## Problem
Show every line containing "text" by copying it.

(Records from a collection)
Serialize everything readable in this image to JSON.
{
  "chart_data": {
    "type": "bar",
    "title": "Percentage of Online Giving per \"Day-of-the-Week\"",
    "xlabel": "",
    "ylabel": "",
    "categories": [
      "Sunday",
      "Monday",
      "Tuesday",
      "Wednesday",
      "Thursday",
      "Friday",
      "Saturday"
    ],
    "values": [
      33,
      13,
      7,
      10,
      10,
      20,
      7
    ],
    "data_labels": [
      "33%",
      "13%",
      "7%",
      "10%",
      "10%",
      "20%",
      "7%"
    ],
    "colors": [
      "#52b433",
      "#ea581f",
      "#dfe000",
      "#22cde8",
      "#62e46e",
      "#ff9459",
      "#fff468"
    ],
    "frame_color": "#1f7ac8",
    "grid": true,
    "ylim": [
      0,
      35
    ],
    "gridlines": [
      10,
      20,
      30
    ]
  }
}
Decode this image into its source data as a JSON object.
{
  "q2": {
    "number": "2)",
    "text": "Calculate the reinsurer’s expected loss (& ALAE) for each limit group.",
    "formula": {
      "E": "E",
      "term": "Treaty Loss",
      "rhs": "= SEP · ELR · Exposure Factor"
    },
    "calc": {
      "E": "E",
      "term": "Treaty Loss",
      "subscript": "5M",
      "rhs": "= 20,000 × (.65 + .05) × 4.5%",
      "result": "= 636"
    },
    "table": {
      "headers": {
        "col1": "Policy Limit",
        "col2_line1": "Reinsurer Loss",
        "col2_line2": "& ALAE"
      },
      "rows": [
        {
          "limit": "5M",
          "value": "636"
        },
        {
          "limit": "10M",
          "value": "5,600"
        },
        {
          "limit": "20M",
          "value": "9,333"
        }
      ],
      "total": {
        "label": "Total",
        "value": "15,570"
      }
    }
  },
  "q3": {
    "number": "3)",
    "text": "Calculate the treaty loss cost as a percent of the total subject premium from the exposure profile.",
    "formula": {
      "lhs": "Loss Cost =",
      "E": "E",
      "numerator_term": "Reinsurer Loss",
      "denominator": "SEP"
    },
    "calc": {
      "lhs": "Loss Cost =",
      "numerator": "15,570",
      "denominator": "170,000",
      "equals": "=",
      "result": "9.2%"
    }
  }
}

## Correct response
    "text": "Calculate the reinsurer’s expected loss (& ALAE) for each limit group.",
    "text": "Calculate the treaty loss cost as a percent of the total subject premium from the exposure profile.",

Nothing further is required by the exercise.